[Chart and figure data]
begin
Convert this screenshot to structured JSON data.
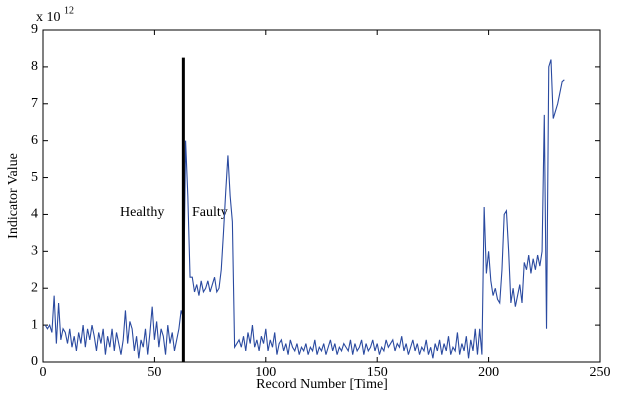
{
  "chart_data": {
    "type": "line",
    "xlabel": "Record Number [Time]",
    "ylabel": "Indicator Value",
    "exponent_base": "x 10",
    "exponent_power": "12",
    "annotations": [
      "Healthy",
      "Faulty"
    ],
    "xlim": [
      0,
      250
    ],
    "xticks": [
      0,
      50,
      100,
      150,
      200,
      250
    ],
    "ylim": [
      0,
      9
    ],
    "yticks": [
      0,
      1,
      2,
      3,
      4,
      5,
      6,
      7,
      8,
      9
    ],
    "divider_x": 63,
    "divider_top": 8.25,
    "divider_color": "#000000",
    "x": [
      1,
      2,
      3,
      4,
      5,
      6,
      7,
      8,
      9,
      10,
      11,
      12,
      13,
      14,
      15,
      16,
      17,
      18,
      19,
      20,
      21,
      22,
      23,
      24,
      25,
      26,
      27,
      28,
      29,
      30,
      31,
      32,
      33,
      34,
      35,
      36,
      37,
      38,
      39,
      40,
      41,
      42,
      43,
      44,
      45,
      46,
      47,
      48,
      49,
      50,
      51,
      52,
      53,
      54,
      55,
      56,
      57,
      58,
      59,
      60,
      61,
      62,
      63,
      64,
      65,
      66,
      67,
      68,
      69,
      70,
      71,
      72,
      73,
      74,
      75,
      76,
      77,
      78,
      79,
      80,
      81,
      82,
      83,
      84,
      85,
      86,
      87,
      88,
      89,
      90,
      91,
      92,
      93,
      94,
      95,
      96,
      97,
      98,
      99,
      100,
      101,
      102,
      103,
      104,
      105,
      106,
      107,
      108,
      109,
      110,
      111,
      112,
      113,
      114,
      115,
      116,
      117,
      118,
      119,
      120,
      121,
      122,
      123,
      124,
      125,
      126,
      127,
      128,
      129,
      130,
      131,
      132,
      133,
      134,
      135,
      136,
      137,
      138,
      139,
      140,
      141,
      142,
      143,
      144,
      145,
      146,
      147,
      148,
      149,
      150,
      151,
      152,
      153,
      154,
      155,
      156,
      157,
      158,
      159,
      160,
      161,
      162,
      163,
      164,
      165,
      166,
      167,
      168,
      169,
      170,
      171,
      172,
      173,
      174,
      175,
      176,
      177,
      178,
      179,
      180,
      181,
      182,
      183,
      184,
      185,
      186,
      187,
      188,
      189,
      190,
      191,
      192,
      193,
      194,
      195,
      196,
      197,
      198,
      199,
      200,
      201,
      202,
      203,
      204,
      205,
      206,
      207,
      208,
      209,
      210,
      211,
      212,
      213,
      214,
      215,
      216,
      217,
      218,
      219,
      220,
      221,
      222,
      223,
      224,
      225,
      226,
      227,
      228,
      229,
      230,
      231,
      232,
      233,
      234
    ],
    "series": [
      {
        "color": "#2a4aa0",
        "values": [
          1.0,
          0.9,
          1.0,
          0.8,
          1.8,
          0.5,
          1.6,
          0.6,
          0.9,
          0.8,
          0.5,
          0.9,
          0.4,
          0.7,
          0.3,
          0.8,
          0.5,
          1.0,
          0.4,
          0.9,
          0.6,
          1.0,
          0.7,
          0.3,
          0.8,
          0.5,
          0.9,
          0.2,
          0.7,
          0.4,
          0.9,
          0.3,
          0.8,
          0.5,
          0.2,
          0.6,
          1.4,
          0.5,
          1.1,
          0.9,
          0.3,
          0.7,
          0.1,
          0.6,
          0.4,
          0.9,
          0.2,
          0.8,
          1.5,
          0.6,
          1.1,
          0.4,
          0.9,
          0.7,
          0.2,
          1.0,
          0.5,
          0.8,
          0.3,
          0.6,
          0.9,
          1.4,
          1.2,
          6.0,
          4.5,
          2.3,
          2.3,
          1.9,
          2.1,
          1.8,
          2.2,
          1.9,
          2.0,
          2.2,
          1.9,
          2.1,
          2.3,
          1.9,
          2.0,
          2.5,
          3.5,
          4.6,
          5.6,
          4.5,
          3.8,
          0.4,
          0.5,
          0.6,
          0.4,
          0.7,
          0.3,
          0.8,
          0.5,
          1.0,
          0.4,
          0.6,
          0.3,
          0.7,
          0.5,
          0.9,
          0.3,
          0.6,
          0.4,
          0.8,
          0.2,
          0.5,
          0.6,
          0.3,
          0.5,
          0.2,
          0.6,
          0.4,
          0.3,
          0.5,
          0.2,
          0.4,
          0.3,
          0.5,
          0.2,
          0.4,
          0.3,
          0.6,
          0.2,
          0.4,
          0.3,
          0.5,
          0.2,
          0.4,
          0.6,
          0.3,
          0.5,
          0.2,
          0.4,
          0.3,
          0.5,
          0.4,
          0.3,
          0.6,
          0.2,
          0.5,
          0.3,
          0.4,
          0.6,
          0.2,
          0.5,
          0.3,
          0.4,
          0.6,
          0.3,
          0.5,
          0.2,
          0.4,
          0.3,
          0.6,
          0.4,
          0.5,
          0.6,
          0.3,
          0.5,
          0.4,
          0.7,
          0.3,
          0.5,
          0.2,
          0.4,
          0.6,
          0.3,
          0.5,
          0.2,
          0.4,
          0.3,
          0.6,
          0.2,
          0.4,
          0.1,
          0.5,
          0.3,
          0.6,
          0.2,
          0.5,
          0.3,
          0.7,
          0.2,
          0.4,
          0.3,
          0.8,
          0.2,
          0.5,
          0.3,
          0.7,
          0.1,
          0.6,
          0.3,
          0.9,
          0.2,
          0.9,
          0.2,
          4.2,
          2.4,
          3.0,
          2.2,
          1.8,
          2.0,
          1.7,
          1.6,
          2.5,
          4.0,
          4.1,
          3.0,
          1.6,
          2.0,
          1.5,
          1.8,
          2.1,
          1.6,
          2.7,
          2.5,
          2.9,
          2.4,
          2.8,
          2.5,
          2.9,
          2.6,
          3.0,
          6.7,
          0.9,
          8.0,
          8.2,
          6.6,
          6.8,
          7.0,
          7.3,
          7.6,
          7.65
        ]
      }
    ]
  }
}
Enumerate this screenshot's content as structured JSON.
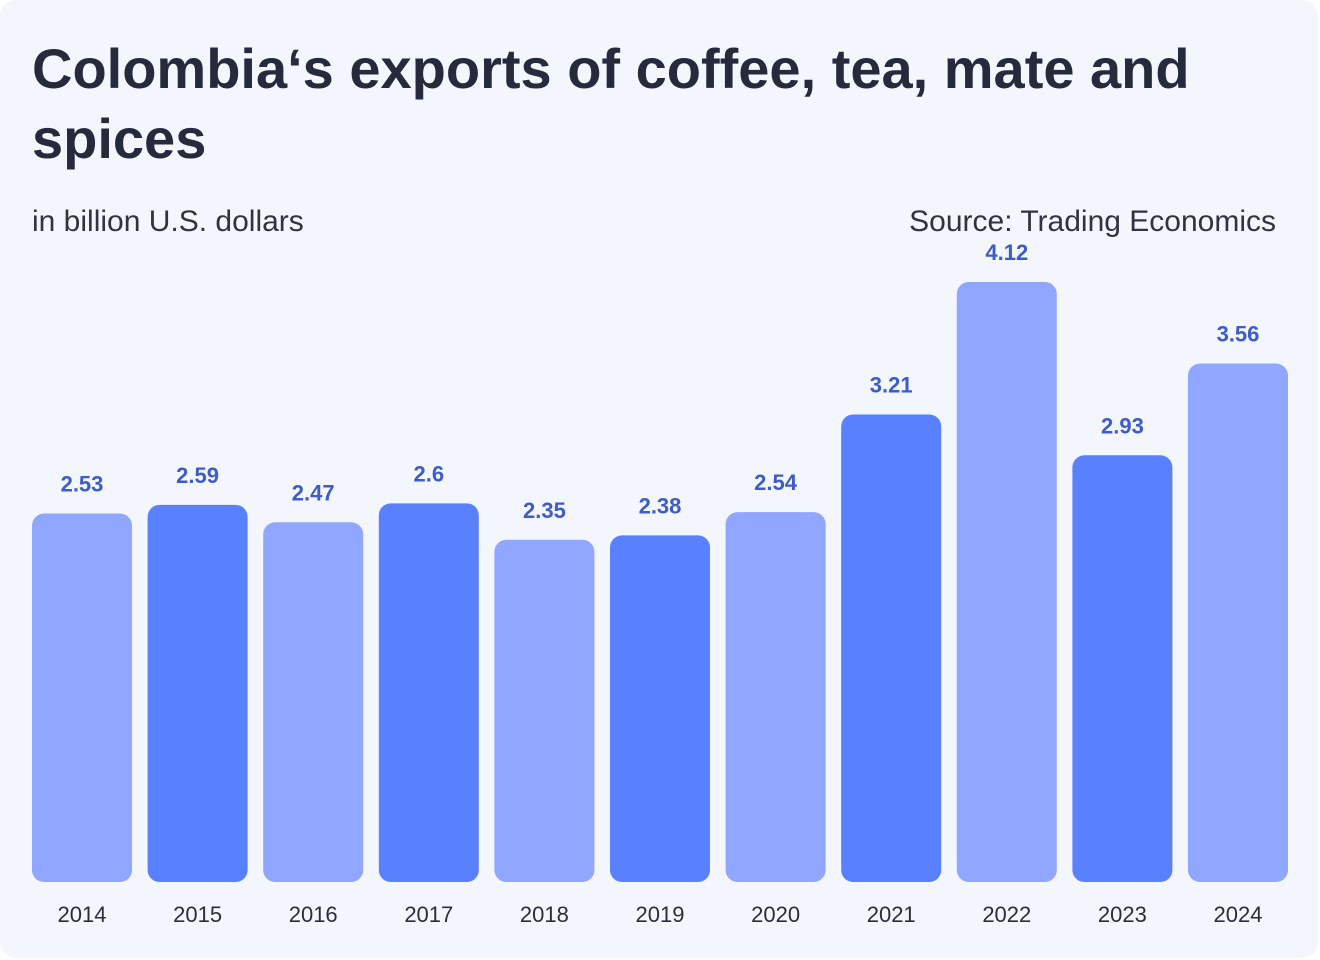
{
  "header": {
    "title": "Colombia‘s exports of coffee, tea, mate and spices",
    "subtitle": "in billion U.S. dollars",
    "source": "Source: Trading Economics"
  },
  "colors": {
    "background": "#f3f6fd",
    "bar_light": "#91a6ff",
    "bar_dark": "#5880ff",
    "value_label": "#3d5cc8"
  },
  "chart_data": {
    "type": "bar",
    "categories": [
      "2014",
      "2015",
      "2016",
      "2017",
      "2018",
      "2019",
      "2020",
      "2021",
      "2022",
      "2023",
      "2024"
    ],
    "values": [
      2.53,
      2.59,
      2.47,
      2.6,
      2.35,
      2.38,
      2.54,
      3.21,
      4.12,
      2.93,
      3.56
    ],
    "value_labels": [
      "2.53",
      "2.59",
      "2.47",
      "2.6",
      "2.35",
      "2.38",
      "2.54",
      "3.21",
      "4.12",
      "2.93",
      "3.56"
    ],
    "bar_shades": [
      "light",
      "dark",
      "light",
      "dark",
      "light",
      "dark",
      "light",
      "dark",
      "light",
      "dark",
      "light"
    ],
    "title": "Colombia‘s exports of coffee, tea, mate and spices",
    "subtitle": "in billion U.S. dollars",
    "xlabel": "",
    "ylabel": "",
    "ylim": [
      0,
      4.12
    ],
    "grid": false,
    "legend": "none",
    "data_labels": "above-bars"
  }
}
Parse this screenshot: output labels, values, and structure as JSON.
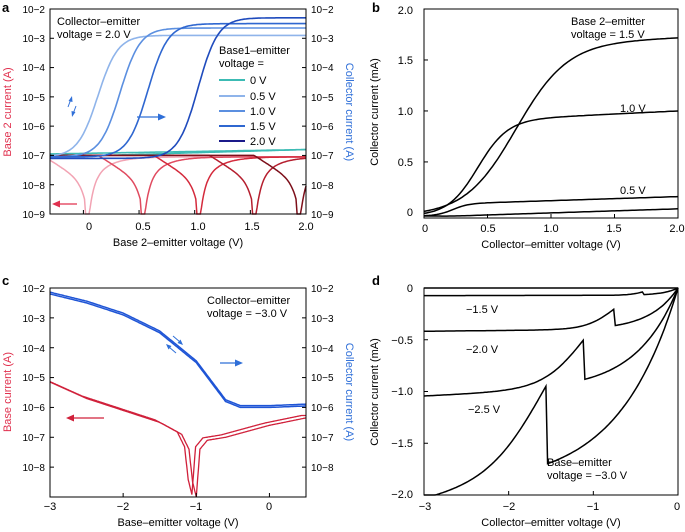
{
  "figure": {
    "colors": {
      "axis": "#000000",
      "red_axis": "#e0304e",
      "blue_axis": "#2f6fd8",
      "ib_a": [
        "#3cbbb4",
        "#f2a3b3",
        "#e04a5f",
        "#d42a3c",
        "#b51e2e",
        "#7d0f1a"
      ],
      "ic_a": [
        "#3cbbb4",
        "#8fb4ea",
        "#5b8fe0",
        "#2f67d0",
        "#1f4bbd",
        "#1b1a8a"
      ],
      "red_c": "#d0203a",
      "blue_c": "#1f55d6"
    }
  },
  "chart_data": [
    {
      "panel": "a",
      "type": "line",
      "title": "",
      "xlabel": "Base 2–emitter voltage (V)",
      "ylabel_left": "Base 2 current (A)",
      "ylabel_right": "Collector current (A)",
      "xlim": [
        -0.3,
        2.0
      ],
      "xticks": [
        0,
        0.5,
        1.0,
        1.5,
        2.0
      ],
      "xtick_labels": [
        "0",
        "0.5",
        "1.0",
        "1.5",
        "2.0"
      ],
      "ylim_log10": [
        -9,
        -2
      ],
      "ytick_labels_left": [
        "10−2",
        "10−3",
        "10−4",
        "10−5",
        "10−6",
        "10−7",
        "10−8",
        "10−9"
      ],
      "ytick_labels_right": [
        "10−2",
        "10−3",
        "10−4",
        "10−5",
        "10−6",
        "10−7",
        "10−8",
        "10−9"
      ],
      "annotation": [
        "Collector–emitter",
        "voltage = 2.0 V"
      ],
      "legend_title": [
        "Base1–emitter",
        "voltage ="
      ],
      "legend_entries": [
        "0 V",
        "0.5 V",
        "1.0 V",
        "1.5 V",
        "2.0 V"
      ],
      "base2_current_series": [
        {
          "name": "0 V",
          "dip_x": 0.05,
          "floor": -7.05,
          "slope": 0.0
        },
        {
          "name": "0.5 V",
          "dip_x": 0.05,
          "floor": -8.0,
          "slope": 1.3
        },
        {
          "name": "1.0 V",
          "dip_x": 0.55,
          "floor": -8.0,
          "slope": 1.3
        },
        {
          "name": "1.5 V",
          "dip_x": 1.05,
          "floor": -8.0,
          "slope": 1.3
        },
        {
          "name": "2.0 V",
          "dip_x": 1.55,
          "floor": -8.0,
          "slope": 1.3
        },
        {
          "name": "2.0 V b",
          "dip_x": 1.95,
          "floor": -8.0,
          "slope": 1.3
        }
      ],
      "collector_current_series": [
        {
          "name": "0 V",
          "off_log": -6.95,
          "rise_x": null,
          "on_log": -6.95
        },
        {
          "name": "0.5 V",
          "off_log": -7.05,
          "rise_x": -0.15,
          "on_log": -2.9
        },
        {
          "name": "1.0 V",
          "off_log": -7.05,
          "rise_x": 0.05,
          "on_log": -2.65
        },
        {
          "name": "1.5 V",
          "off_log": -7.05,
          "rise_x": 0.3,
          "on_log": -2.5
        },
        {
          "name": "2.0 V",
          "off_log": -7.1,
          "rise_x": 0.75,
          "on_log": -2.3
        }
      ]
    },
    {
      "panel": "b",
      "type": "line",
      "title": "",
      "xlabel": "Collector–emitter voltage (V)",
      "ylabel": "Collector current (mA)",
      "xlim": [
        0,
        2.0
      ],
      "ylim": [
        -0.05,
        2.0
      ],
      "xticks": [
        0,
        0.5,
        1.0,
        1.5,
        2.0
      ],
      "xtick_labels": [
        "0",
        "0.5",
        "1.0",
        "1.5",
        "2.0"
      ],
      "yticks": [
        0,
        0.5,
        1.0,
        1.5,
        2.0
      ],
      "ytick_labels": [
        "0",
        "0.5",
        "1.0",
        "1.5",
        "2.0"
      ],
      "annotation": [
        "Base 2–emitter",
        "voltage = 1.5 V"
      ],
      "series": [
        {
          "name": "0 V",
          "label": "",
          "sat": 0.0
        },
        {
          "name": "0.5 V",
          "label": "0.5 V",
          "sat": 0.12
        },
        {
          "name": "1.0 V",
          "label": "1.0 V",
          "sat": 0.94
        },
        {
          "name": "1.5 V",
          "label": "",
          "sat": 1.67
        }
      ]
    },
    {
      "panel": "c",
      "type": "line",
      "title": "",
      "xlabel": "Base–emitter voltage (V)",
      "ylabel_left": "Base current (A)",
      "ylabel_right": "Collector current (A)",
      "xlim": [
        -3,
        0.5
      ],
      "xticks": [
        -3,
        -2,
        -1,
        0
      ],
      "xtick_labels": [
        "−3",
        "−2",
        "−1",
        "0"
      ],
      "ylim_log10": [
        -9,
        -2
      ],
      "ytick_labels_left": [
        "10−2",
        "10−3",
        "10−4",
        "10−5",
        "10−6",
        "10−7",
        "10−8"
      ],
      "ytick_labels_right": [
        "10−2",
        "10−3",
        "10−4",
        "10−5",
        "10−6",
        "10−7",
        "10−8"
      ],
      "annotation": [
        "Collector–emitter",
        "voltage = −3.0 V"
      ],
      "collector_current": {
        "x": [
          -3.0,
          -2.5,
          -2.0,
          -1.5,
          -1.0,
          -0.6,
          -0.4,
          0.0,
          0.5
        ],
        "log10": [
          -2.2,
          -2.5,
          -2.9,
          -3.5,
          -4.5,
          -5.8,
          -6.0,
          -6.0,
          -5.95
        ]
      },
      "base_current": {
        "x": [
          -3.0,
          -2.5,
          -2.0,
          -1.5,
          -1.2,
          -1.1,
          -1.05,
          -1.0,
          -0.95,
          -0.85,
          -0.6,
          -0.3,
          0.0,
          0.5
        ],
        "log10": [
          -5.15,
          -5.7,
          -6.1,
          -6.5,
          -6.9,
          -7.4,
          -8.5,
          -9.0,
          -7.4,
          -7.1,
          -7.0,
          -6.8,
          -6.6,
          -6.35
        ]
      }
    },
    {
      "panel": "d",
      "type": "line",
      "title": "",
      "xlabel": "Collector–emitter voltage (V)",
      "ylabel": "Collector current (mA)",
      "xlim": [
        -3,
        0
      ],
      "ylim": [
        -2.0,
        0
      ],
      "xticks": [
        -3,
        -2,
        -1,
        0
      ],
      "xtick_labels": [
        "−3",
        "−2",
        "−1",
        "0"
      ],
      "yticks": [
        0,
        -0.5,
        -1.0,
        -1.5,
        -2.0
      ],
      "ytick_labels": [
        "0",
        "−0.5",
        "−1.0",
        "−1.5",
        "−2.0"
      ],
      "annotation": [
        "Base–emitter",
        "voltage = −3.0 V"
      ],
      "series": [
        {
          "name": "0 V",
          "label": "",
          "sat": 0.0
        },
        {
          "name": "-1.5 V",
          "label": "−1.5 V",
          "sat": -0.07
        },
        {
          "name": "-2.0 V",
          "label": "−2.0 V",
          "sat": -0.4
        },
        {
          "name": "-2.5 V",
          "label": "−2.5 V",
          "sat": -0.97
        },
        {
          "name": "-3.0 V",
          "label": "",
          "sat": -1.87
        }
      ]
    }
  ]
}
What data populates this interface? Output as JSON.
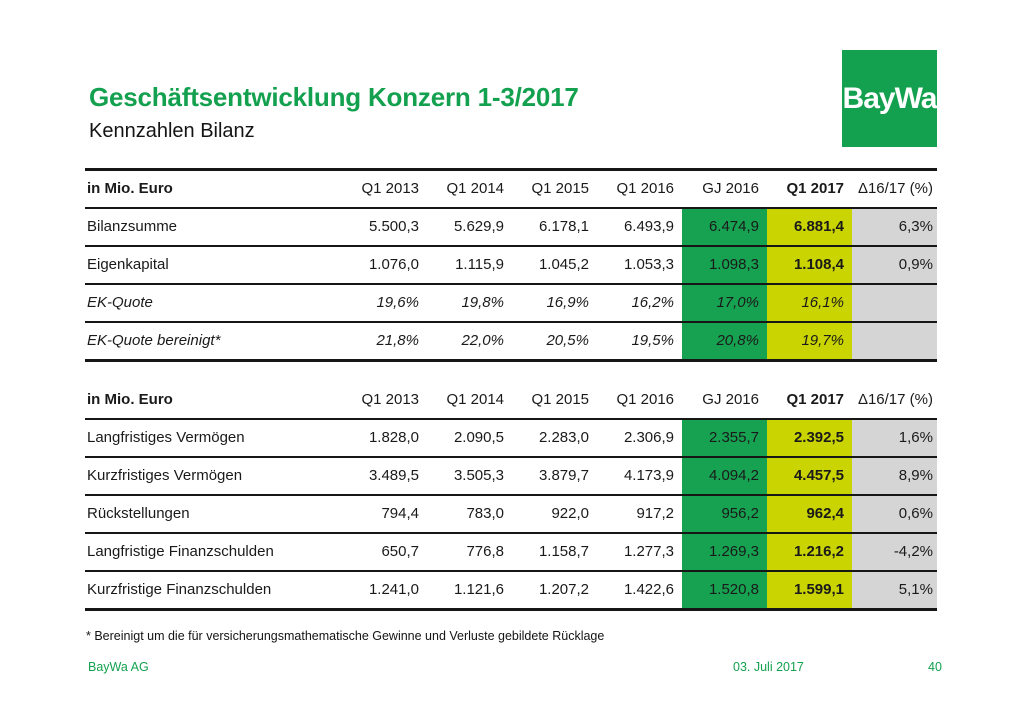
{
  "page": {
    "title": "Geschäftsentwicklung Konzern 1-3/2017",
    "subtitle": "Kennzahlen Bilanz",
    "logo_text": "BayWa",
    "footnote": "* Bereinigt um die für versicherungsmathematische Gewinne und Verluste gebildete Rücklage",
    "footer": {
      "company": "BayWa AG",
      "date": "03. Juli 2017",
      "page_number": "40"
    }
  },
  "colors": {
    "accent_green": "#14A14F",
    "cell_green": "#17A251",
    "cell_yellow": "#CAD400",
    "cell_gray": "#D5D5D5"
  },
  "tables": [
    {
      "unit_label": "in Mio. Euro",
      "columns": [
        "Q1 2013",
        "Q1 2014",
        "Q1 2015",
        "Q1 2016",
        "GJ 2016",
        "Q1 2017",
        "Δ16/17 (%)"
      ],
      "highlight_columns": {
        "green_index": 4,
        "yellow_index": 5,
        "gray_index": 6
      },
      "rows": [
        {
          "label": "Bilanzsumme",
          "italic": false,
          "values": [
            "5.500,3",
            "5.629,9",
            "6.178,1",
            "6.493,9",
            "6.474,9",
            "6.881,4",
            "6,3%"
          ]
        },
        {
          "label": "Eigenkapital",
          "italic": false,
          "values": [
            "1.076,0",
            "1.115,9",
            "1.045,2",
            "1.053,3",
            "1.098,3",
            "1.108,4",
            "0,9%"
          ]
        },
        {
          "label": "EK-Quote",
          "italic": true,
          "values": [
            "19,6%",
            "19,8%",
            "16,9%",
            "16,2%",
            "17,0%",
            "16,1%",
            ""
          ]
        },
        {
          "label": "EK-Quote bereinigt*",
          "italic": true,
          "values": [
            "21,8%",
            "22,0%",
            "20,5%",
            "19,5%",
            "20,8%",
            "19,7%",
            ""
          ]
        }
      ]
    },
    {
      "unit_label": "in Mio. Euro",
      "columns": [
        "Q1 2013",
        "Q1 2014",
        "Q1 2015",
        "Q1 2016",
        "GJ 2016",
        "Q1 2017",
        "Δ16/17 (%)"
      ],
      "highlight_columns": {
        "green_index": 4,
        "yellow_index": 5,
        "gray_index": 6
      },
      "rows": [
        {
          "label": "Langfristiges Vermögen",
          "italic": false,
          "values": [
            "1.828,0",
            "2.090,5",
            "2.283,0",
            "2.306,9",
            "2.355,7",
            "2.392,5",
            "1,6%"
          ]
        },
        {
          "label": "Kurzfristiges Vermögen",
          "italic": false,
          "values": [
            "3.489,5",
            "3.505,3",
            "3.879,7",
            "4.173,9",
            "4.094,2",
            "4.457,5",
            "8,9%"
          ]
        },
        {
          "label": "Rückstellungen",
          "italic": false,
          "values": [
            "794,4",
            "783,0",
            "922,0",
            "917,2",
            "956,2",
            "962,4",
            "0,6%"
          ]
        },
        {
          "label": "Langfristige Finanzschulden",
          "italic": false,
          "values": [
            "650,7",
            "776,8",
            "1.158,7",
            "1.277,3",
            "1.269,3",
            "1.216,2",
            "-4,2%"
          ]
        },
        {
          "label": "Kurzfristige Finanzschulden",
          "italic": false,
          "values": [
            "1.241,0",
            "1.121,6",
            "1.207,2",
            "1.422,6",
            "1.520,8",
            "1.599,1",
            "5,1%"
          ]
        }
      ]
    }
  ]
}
end
Problem:
Of all the lines above, how many contain "this"? Give the number and nothing more.

Exercise answer:
4